[Stored entries]

········

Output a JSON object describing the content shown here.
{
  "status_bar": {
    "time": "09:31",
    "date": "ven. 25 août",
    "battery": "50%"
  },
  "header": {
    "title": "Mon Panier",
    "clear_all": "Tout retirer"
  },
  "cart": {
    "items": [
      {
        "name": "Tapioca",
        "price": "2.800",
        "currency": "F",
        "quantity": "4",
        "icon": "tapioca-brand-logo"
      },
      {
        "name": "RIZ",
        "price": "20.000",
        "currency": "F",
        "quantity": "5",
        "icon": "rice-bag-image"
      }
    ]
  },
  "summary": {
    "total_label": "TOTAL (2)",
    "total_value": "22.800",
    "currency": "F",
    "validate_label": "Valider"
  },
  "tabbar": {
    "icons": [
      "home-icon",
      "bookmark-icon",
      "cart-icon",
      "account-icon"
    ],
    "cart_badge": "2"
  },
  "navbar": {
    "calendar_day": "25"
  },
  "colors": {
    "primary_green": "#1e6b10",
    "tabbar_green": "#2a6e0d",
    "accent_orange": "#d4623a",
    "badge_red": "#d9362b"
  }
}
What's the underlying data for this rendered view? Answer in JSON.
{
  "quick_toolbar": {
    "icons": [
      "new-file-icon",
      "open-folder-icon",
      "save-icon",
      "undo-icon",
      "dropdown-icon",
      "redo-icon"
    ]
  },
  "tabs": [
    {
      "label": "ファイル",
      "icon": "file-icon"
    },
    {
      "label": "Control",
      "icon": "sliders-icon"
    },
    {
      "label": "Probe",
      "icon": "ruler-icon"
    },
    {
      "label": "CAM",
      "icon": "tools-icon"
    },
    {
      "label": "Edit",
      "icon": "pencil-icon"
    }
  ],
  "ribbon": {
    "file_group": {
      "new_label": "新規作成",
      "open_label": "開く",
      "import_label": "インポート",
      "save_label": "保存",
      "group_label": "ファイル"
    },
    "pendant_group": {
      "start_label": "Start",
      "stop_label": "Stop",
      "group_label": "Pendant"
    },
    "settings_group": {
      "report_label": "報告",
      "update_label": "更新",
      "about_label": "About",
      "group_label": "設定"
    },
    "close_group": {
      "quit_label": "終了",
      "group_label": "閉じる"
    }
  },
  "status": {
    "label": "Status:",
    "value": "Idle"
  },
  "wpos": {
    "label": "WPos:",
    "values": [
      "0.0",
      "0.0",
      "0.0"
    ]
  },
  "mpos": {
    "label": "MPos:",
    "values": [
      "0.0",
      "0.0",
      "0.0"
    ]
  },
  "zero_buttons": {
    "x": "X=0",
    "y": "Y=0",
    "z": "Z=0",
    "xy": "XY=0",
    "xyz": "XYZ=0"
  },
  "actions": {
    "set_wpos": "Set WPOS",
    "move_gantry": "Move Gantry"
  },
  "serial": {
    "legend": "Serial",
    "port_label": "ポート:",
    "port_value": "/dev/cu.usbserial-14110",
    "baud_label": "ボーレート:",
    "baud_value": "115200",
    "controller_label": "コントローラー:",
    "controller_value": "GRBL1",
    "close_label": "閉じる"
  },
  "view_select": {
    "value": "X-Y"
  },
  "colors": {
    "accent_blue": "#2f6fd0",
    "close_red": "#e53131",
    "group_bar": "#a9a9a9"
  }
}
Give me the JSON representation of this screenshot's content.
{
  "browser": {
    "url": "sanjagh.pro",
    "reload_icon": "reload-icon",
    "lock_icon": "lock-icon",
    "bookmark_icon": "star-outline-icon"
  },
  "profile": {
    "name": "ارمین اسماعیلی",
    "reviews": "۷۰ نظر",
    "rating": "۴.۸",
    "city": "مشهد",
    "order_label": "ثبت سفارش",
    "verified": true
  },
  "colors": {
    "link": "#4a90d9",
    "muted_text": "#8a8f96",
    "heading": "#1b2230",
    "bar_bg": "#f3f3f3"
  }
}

········

## WHAT IS BEING ASKED
Output the records above in their entirety, exactly.

## THE OUTPUT
Output a JSON object describing the content shown here.
{
  "status_bar": {
    "time": "09:31",
    "date": "ven. 25 août",
    "battery": "50%"
  },
  "header": {
    "title": "Mon Panier",
    "clear_all": "Tout retirer"
  },
  "cart": {
    "items": [
      {
        "name": "Tapioca",
        "price": "2.800",
        "currency": "F",
        "quantity": "4",
        "icon": "tapioca-brand-logo"
      },
      {
        "name": "RIZ",
        "price": "20.000",
        "currency": "F",
        "quantity": "5",
        "icon": "rice-bag-image"
      }
    ]
  },
  "summary": {
    "total_label": "TOTAL (2)",
    "total_value": "22.800",
    "currency": "F",
    "validate_label": "Valider"
  },
  "tabbar": {
    "icons": [
      "home-icon",
      "bookmark-icon",
      "cart-icon",
      "account-icon"
    ],
    "cart_badge": "2"
  },
  "navbar": {
    "calendar_day": "25"
  },
  "colors": {
    "primary_green": "#1e6b10",
    "tabbar_green": "#2a6e0d",
    "accent_orange": "#d4623a",
    "badge_red": "#d9362b"
  }
}
What's the underlying data for this rendered view? Answer in JSON.
{
  "quick_toolbar": {
    "icons": [
      "new-file-icon",
      "open-folder-icon",
      "save-icon",
      "undo-icon",
      "dropdown-icon",
      "redo-icon"
    ]
  },
  "tabs": [
    {
      "label": "ファイル",
      "icon": "file-icon"
    },
    {
      "label": "Control",
      "icon": "sliders-icon"
    },
    {
      "label": "Probe",
      "icon": "ruler-icon"
    },
    {
      "label": "CAM",
      "icon": "tools-icon"
    },
    {
      "label": "Edit",
      "icon": "pencil-icon"
    }
  ],
  "ribbon": {
    "file_group": {
      "new_label": "新規作成",
      "open_label": "開く",
      "import_label": "インポート",
      "save_label": "保存",
      "group_label": "ファイル"
    },
    "pendant_group": {
      "start_label": "Start",
      "stop_label": "Stop",
      "group_label": "Pendant"
    },
    "settings_group": {
      "report_label": "報告",
      "update_label": "更新",
      "about_label": "About",
      "group_label": "設定"
    },
    "close_group": {
      "quit_label": "終了",
      "group_label": "閉じる"
    }
  },
  "status": {
    "label": "Status:",
    "value": "Idle"
  },
  "wpos": {
    "label": "WPos:",
    "values": [
      "0.0",
      "0.0",
      "0.0"
    ]
  },
  "mpos": {
    "label": "MPos:",
    "values": [
      "0.0",
      "0.0",
      "0.0"
    ]
  },
  "zero_buttons": {
    "x": "X=0",
    "y": "Y=0",
    "z": "Z=0",
    "xy": "XY=0",
    "xyz": "XYZ=0"
  },
  "actions": {
    "set_wpos": "Set WPOS",
    "move_gantry": "Move Gantry"
  },
  "serial": {
    "legend": "Serial",
    "port_label": "ポート:",
    "port_value": "/dev/cu.usbserial-14110",
    "baud_label": "ボーレート:",
    "baud_value": "115200",
    "controller_label": "コントローラー:",
    "controller_value": "GRBL1",
    "close_label": "閉じる"
  },
  "view_select": {
    "value": "X-Y"
  },
  "colors": {
    "accent_blue": "#2f6fd0",
    "close_red": "#e53131",
    "group_bar": "#a9a9a9"
  }
}
Give me the JSON representation of this screenshot's content.
{
  "browser": {
    "url": "sanjagh.pro",
    "reload_icon": "reload-icon",
    "lock_icon": "lock-icon",
    "bookmark_icon": "star-outline-icon"
  },
  "profile": {
    "name": "ارمین اسماعیلی",
    "reviews": "۷۰ نظر",
    "rating": "۴.۸",
    "city": "مشهد",
    "order_label": "ثبت سفارش",
    "verified": true
  },
  "colors": {
    "link": "#4a90d9",
    "muted_text": "#8a8f96",
    "heading": "#1b2230",
    "bar_bg": "#f3f3f3"
  }
}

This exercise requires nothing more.